* START *

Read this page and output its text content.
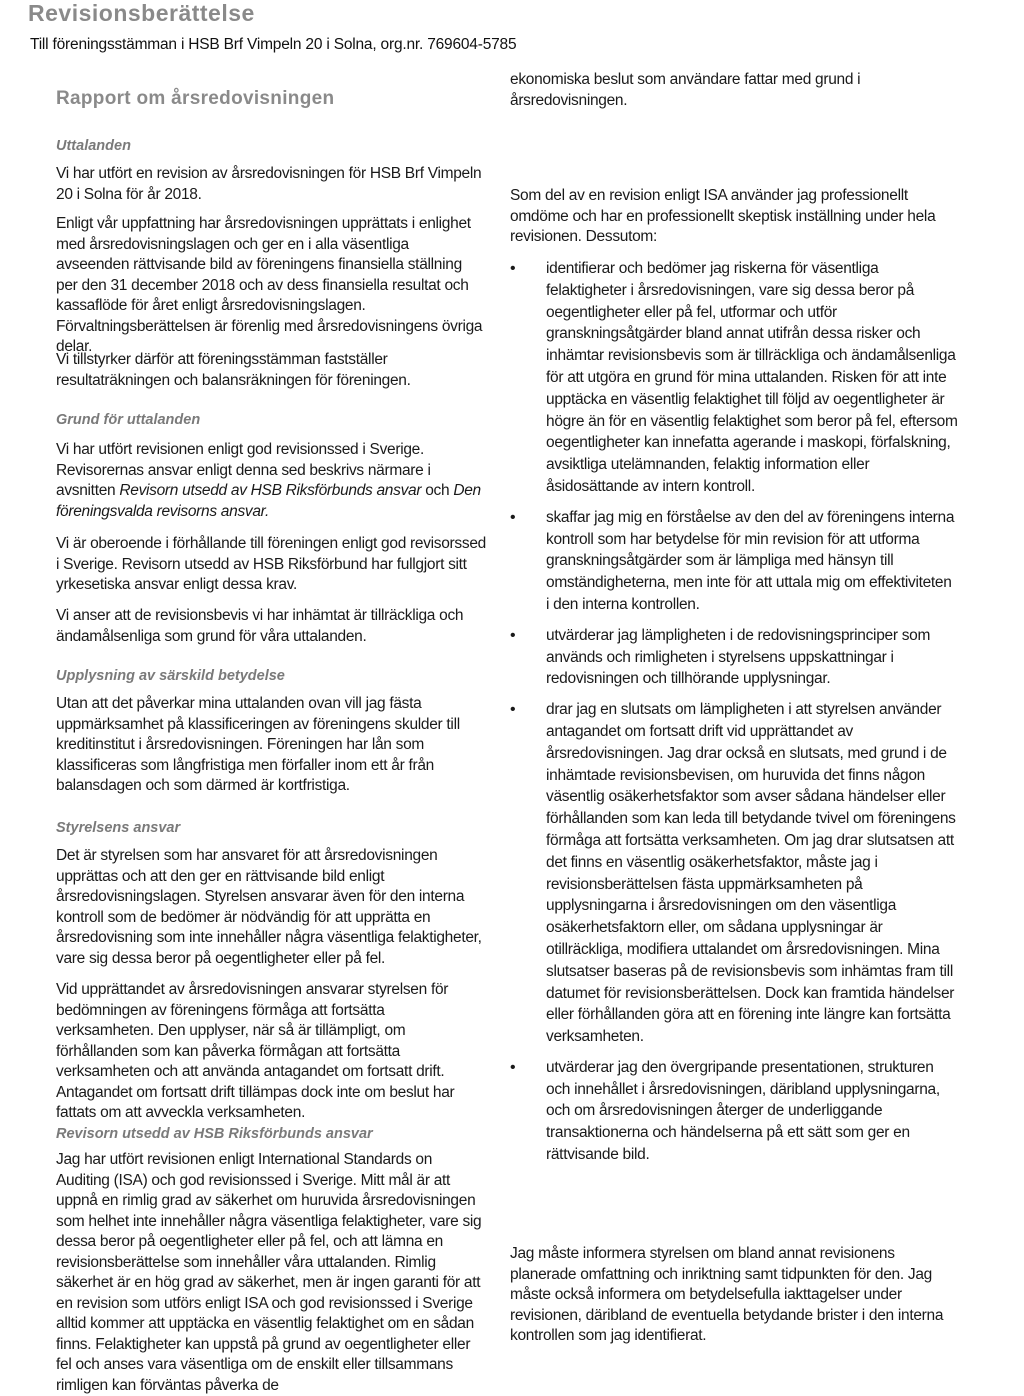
Revisionsberättelse

Till föreningsstämman i HSB Brf Vimpeln 20 i Solna, org.nr. 769604-5785

Rapport om årsredovisningen

Uttalanden

Vi har utfört en revision av årsredovisningen för HSB Brf Vimpeln 20 i Solna för år 2018.

Enligt vår uppfattning har årsredovisningen upprättats i enlighet med årsredovisningslagen och ger en i alla väsentliga avseenden rättvisande bild av föreningens finansiella ställning per den 31 december 2018 och av dess finansiella resultat och kassaflöde för året enligt årsredovisningslagen. Förvaltningsberättelsen är förenlig med årsredovisningens övriga delar.

Vi tillstyrker därför att föreningsstämman fastställer resultaträkningen och balansräkningen för föreningen.

Grund för uttalanden

Vi har utfört revisionen enligt god revisionssed i Sverige. Revisorernas ansvar enligt denna sed beskrivs närmare i avsnitten Revisorn utsedd av HSB Riksförbunds ansvar och Den föreningsvalda revisorns ansvar.

Vi är oberoende i förhållande till föreningen enligt god revisorssed i Sverige. Revisorn utsedd av HSB Riksförbund har fullgjort sitt yrkesetiska ansvar enligt dessa krav.

Vi anser att de revisionsbevis vi har inhämtat är tillräckliga och ändamålsenliga som grund för våra uttalanden.

Upplysning av särskild betydelse

Utan att det påverkar mina uttalanden ovan vill jag fästa uppmärksamhet på klassificeringen av föreningens skulder till kreditinstitut i årsredovisningen. Föreningen har lån som klassificeras som långfristiga men förfaller inom ett år från balansdagen och som därmed är kortfristiga.

Styrelsens ansvar

Det är styrelsen som har ansvaret för att årsredovisningen upprättas och att den ger en rättvisande bild enligt årsredovisningslagen. Styrelsen ansvarar även för den interna kontroll som de bedömer är nödvändig för att upprätta en årsredovisning som inte innehåller några väsentliga felaktigheter, vare sig dessa beror på oegentligheter eller på fel.

Vid upprättandet av årsredovisningen ansvarar styrelsen för bedömningen av föreningens förmåga att fortsätta verksamheten. Den upplyser, när så är tillämpligt, om förhållanden som kan påverka förmågan att fortsätta verksamheten och att använda antagandet om fortsatt drift. Antagandet om fortsatt drift tillämpas dock inte om beslut har fattats om att avveckla verksamheten.

Revisorn utsedd av HSB Riksförbunds ansvar

Jag har utfört revisionen enligt International Standards on Auditing (ISA) och god revisionssed i Sverige. Mitt mål är att uppnå en rimlig grad av säkerhet om huruvida årsredovisningen som helhet inte innehåller några väsentliga felaktigheter, vare sig dessa beror på oegentligheter eller på fel, och att lämna en revisionsberättelse som innehåller våra uttalanden. Rimlig säkerhet är en hög grad av säkerhet, men är ingen garanti för att en revision som utförs enligt ISA och god revisionssed i Sverige alltid kommer att upptäcka en väsentlig felaktighet om en sådan finns. Felaktigheter kan uppstå på grund av oegentligheter eller fel och anses vara väsentliga om de enskilt eller tillsammans rimligen kan förväntas påverka de

ekonomiska beslut som användare fattar med grund i årsredovisningen.

Som del av en revision enligt ISA använder jag professionellt omdöme och har en professionellt skeptisk inställning under hela revisionen. Dessutom:

• identifierar och bedömer jag riskerna för väsentliga felaktigheter i årsredovisningen, vare sig dessa beror på oegentligheter eller på fel, utformar och utför granskningsåtgärder bland annat utifrån dessa risker och inhämtar revisionsbevis som är tillräckliga och ändamålsenliga för att utgöra en grund för mina uttalanden. Risken för att inte upptäcka en väsentlig felaktighet till följd av oegentligheter är högre än för en väsentlig felaktighet som beror på fel, eftersom oegentligheter kan innefatta agerande i maskopi, förfalskning, avsiktliga utelämnanden, felaktig information eller åsidosättande av intern kontroll.
• skaffar jag mig en förståelse av den del av föreningens interna kontroll som har betydelse för min revision för att utforma granskningsåtgärder som är lämpliga med hänsyn till omständigheterna, men inte för att uttala mig om effektiviteten i den interna kontrollen.
• utvärderar jag lämpligheten i de redovisningsprinciper som används och rimligheten i styrelsens uppskattningar i redovisningen och tillhörande upplysningar.
• drar jag en slutsats om lämpligheten i att styrelsen använder antagandet om fortsatt drift vid upprättandet av årsredovisningen. Jag drar också en slutsats, med grund i de inhämtade revisionsbevisen, om huruvida det finns någon väsentlig osäkerhetsfaktor som avser sådana händelser eller förhållanden som kan leda till betydande tvivel om föreningens förmåga att fortsätta verksamheten. Om jag drar slutsatsen att det finns en väsentlig osäkerhetsfaktor, måste jag i revisionsberättelsen fästa uppmärksamheten på upplysningarna i årsredovisningen om den väsentliga osäkerhetsfaktorn eller, om sådana upplysningar är otillräckliga, modifiera uttalandet om årsredovisningen. Mina slutsatser baseras på de revisionsbevis som inhämtas fram till datumet för revisionsberättelsen. Dock kan framtida händelser eller förhållanden göra att en förening inte längre kan fortsätta verksamheten.
• utvärderar jag den övergripande presentationen, strukturen och innehållet i årsredovisningen, däribland upplysningarna, och om årsredovisningen återger de underliggande transaktionerna och händelserna på ett sätt som ger en rättvisande bild.

Jag måste informera styrelsen om bland annat revisionens planerade omfattning och inriktning samt tidpunkten för den. Jag måste också informera om betydelsefulla iakttagelser under revisionen, däribland de eventuella betydande brister i den interna kontrollen som jag identifierat.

* END *

All of the material above should be reproduced exactly, except the pictures.

Read this page and output its text content.
Revisionsberättelse

Till föreningsstämman i HSB Brf Vimpeln 20 i Solna, org.nr. 769604-5785

Rapport om årsredovisningen

Uttalanden

Vi har utfört en revision av årsredovisningen för HSB Brf Vimpeln 20 i Solna för år 2018.

Enligt vår uppfattning har årsredovisningen upprättats i enlighet med årsredovisningslagen och ger en i alla väsentliga avseenden rättvisande bild av föreningens finansiella ställning per den 31 december 2018 och av dess finansiella resultat och kassaflöde för året enligt årsredovisningslagen. Förvaltningsberättelsen är förenlig med årsredovisningens övriga delar.

Vi tillstyrker därför att föreningsstämman fastställer resultaträkningen och balansräkningen för föreningen.

Grund för uttalanden

Vi har utfört revisionen enligt god revisionssed i Sverige. Revisorernas ansvar enligt denna sed beskrivs närmare i avsnitten Revisorn utsedd av HSB Riksförbunds ansvar och Den föreningsvalda revisorns ansvar.

Vi är oberoende i förhållande till föreningen enligt god revisorssed i Sverige. Revisorn utsedd av HSB Riksförbund har fullgjort sitt yrkesetiska ansvar enligt dessa krav.

Vi anser att de revisionsbevis vi har inhämtat är tillräckliga och ändamålsenliga som grund för våra uttalanden.

Upplysning av särskild betydelse

Utan att det påverkar mina uttalanden ovan vill jag fästa uppmärksamhet på klassificeringen av föreningens skulder till kreditinstitut i årsredovisningen. Föreningen har lån som klassificeras som långfristiga men förfaller inom ett år från balansdagen och som därmed är kortfristiga.

Styrelsens ansvar

Det är styrelsen som har ansvaret för att årsredovisningen upprättas och att den ger en rättvisande bild enligt årsredovisningslagen. Styrelsen ansvarar även för den interna kontroll som de bedömer är nödvändig för att upprätta en årsredovisning som inte innehåller några väsentliga felaktigheter, vare sig dessa beror på oegentligheter eller på fel.

Vid upprättandet av årsredovisningen ansvarar styrelsen för bedömningen av föreningens förmåga att fortsätta verksamheten. Den upplyser, när så är tillämpligt, om förhållanden som kan påverka förmågan att fortsätta verksamheten och att använda antagandet om fortsatt drift. Antagandet om fortsatt drift tillämpas dock inte om beslut har fattats om att avveckla verksamheten.

Revisorn utsedd av HSB Riksförbunds ansvar

Jag har utfört revisionen enligt International Standards on Auditing (ISA) och god revisionssed i Sverige. Mitt mål är att uppnå en rimlig grad av säkerhet om huruvida årsredovisningen som helhet inte innehåller några väsentliga felaktigheter, vare sig dessa beror på oegentligheter eller på fel, och att lämna en revisionsberättelse som innehåller våra uttalanden. Rimlig säkerhet är en hög grad av säkerhet, men är ingen garanti för att en revision som utförs enligt ISA och god revisionssed i Sverige alltid kommer att upptäcka en väsentlig felaktighet om en sådan finns. Felaktigheter kan uppstå på grund av oegentligheter eller fel och anses vara väsentliga om de enskilt eller tillsammans rimligen kan förväntas påverka de

ekonomiska beslut som användare fattar med grund i årsredovisningen.

Som del av en revision enligt ISA använder jag professionellt omdöme och har en professionellt skeptisk inställning under hela revisionen. Dessutom:

• identifierar och bedömer jag riskerna för väsentliga felaktigheter i årsredovisningen, vare sig dessa beror på oegentligheter eller på fel, utformar och utför granskningsåtgärder bland annat utifrån dessa risker och inhämtar revisionsbevis som är tillräckliga och ändamålsenliga för att utgöra en grund för mina uttalanden. Risken för att inte upptäcka en väsentlig felaktighet till följd av oegentligheter är högre än för en väsentlig felaktighet som beror på fel, eftersom oegentligheter kan innefatta agerande i maskopi, förfalskning, avsiktliga utelämnanden, felaktig information eller åsidosättande av intern kontroll.
• skaffar jag mig en förståelse av den del av föreningens interna kontroll som har betydelse för min revision för att utforma granskningsåtgärder som är lämpliga med hänsyn till omständigheterna, men inte för att uttala mig om effektiviteten i den interna kontrollen.
• utvärderar jag lämpligheten i de redovisningsprinciper som används och rimligheten i styrelsens uppskattningar i redovisningen och tillhörande upplysningar.
• drar jag en slutsats om lämpligheten i att styrelsen använder antagandet om fortsatt drift vid upprättandet av årsredovisningen. Jag drar också en slutsats, med grund i de inhämtade revisionsbevisen, om huruvida det finns någon väsentlig osäkerhetsfaktor som avser sådana händelser eller förhållanden som kan leda till betydande tvivel om föreningens förmåga att fortsätta verksamheten. Om jag drar slutsatsen att det finns en väsentlig osäkerhetsfaktor, måste jag i revisionsberättelsen fästa uppmärksamheten på upplysningarna i årsredovisningen om den väsentliga osäkerhetsfaktorn eller, om sådana upplysningar är otillräckliga, modifiera uttalandet om årsredovisningen. Mina slutsatser baseras på de revisionsbevis som inhämtas fram till datumet för revisionsberättelsen. Dock kan framtida händelser eller förhållanden göra att en förening inte längre kan fortsätta verksamheten.
• utvärderar jag den övergripande presentationen, strukturen och innehållet i årsredovisningen, däribland upplysningarna, och om årsredovisningen återger de underliggande transaktionerna och händelserna på ett sätt som ger en rättvisande bild.

Jag måste informera styrelsen om bland annat revisionens planerade omfattning och inriktning samt tidpunkten för den. Jag måste också informera om betydelsefulla iakttagelser under revisionen, däribland de eventuella betydande brister i den interna kontrollen som jag identifierat.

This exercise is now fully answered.